**Task brief**
Search the records that follow and extract every line containing the string "números".
• • • • •
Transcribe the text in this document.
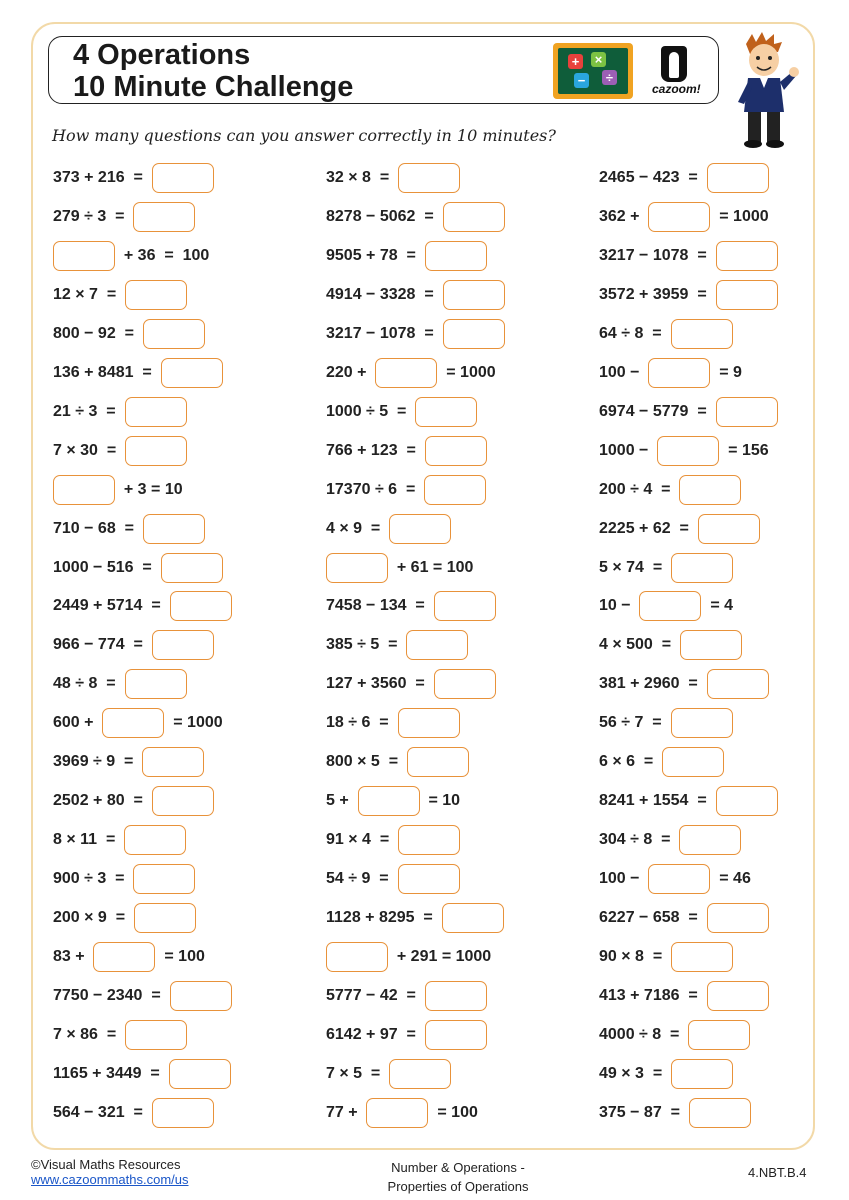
4 Operations
10 Minute Challenge
+ ×
−	÷
cazoom!
How many questions can you answer correctly in 10 minutes?
373 + 216  =
279 ÷ 3  =
+ 36  =  100
12 × 7  =
800 − 92  =
136 + 8481  =
21 ÷ 3  =
7 × 30  =
+ 3 = 10
710 − 68  =
1000 − 516  =
2449 + 5714  =
966 − 774  =
48 ÷ 8  =
600 +	= 1000
3969 ÷ 9  =
2502 + 80  =
8 × 11  =
900 ÷ 3  =
200 × 9  =
83 +	= 100
7750 − 2340  =
7 × 86  =
1165 + 3449  =
564 − 321  =
32 × 8  =
8278 − 5062  =
9505 + 78  =
4914 − 3328  =
3217 − 1078  =
220 +	= 1000
1000 ÷ 5  =
766 + 123  =
17370 ÷ 6  =
4 × 9  =
+ 61 = 100
7458 − 134  =
385 ÷ 5  =
127 + 3560  =
18 ÷ 6  =
800 × 5  =
5 +	= 10
91 × 4  =
54 ÷ 9  =
1128 + 8295  =
+ 291 = 1000
5777 − 42  =
6142 + 97  =
7 × 5  =
77 +	= 100
2465 − 423  =
362 +	= 1000
3217 − 1078  =
3572 + 3959  =
64 ÷ 8  =
100 −	= 9
6974 − 5779  =
1000 −	= 156
200 ÷ 4  =
2225 + 62  =
5 × 74  =
10 −	= 4
4 × 500  =
381 + 2960  =
56 ÷ 7  =
6 × 6  =
8241 + 1554  =
304 ÷ 8  =
100 −	= 46
6227 − 658  =
90 × 8  =
413 + 7186  =
4000 ÷ 8  =
49 × 3  =
375 − 87  =
©Visual Maths Resources
www.cazoommaths.com/us
Number & Operations -
Properties of Operations
4.NBT.B.4
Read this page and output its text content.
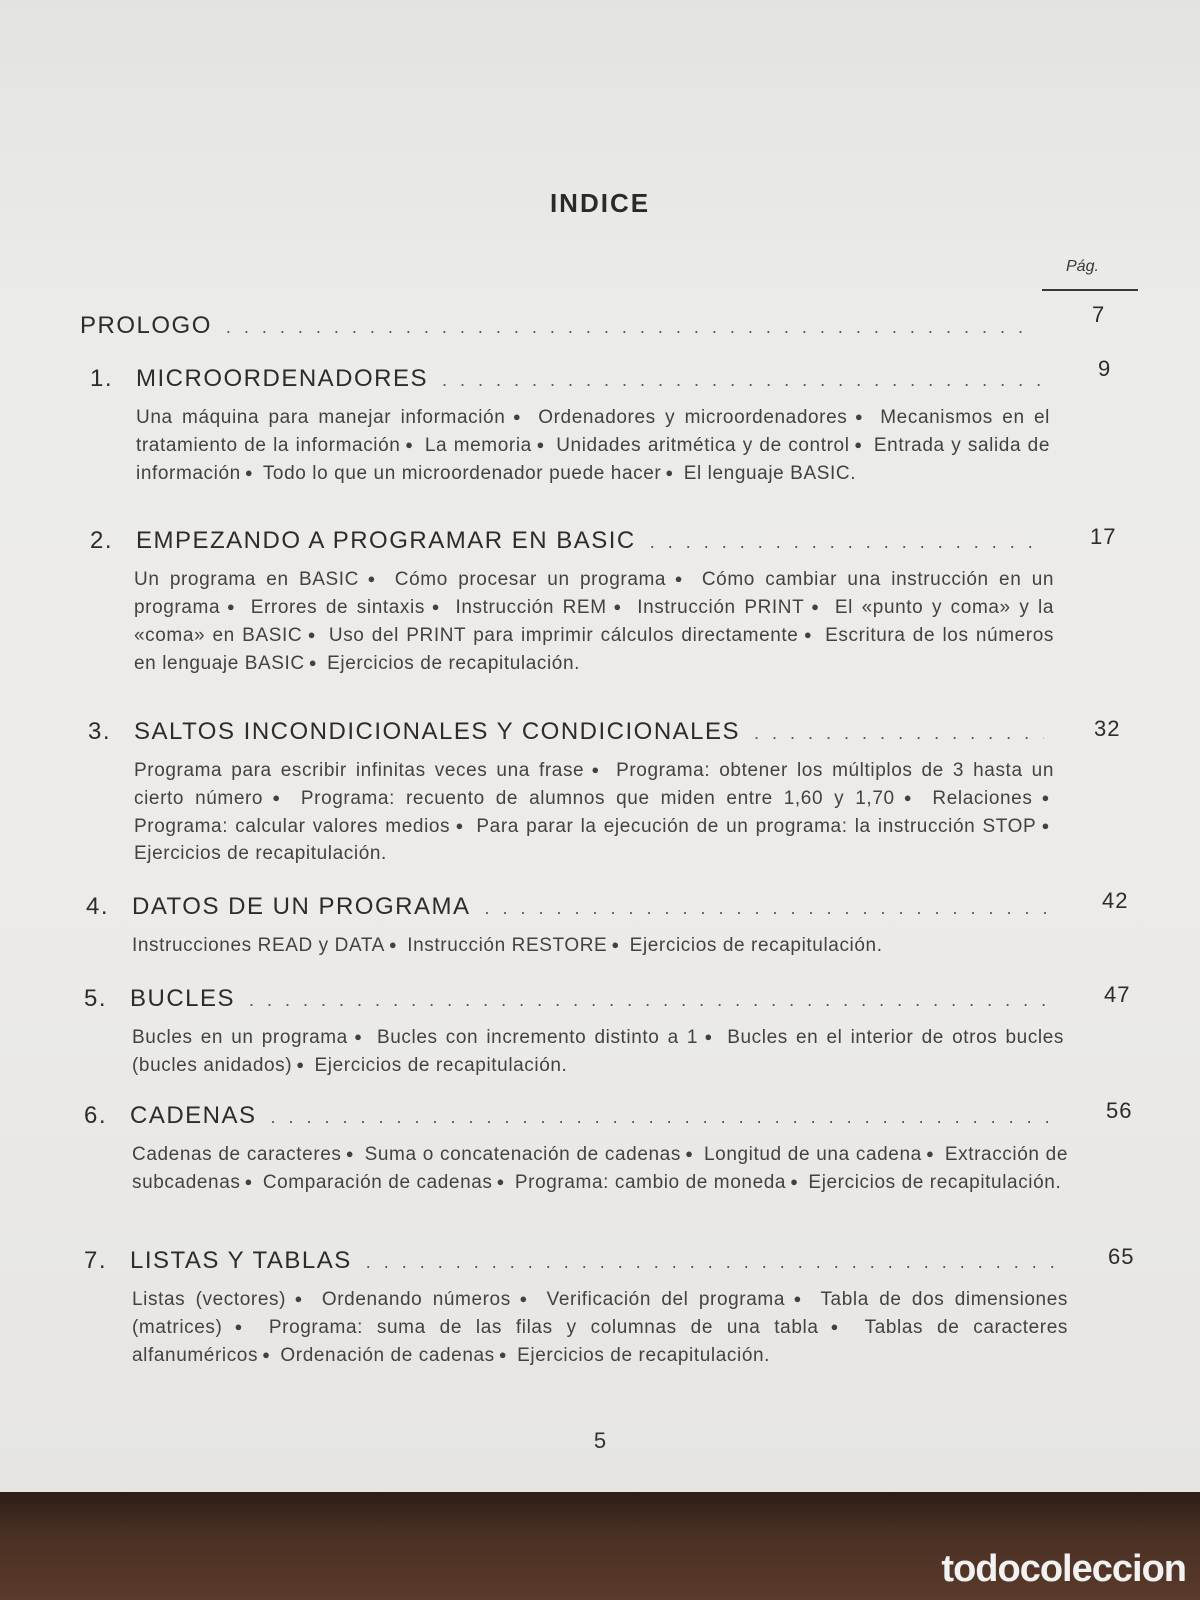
INDICE
Pág.
PROLOGO
. . .	7
1. MICROORDENADORES
. . .
Una máquina para manejar información ● Ordenadores y microordenadores ● Mecanismos en el tratamiento de la información ● La memoria ● Unidades aritmética y de control ● Entrada y salida de información ● Todo lo que un microordenador puede hacer ● El lenguaje BASIC.
9
2. EMPEZANDO A PROGRAMAR EN BASIC
. . .
Un programa en BASIC ● Cómo procesar un programa ● Cómo cambiar una instrucción en un programa ● Errores de sintaxis ● Instrucción REM ● Instrucción PRINT ● El «punto y coma» y la «coma» en BASIC ● Uso del PRINT para imprimir cálculos directamente ● Escritura de los números en lenguaje BASIC ● Ejercicios de recapitulación.
17
3. SALTOS INCONDICIONALES Y CONDICIONALES
. . .
Programa para escribir infinitas veces una frase ● Programa: obtener los múltiplos de 3 hasta un cierto número ● Programa: recuento de alumnos que miden entre 1,60 y 1,70 ● Relaciones ● Programa: calcular valores medios ● Para parar la ejecución de un programa: la instrucción STOP ● Ejercicios de recapitulación.
32
4. DATOS DE UN PROGRAMA
. . .
Instrucciones READ y DATA ● Instrucción RESTORE ● Ejercicios de recapitulación.
42
5. BUCLES
. . .
Bucles en un programa ● Bucles con incremento distinto a 1 ● Bucles en el interior de otros bucles (bucles anidados) ● Ejercicios de recapitulación.
47
6. CADENAS
. . .
Cadenas de caracteres ● Suma o concatenación de cadenas ● Longitud de una cadena ● Extracción de subcadenas ● Comparación de cadenas ● Programa: cambio de moneda ● Ejercicios de recapitulación.
56
7. LISTAS Y TABLAS
. . .
Listas (vectores) ● Ordenando números ● Verificación del programa ● Tabla de dos dimensiones (matrices) ● Programa: suma de las filas y columnas de una tabla ● Tablas de caracteres alfanuméricos ● Ordenación de cadenas ● Ejercicios de recapitulación.
65
5
todocoleccion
• • • • •
**Complete output**
Un programa en BASIC ● Cómo procesar un programa ● Cómo cambiar una instrucción en un programa ● Errores de sintaxis ● Instrucción REM ● Instrucción PRINT ● El «punto y coma» y la «coma» en BASIC ● Uso del PRINT para imprimir cálculos directamente ● Escritura de los números en lenguaje BASIC ● Ejercicios de recapitulación.
Listas (vectores) ● Ordenando números ● Verificación del programa ● Tabla de dos dimensiones (matrices) ● Programa: suma de las filas y columnas de una tabla ● Tablas de caracteres alfanuméricos ● Ordenación de cadenas ● Ejercicios de recapitulación.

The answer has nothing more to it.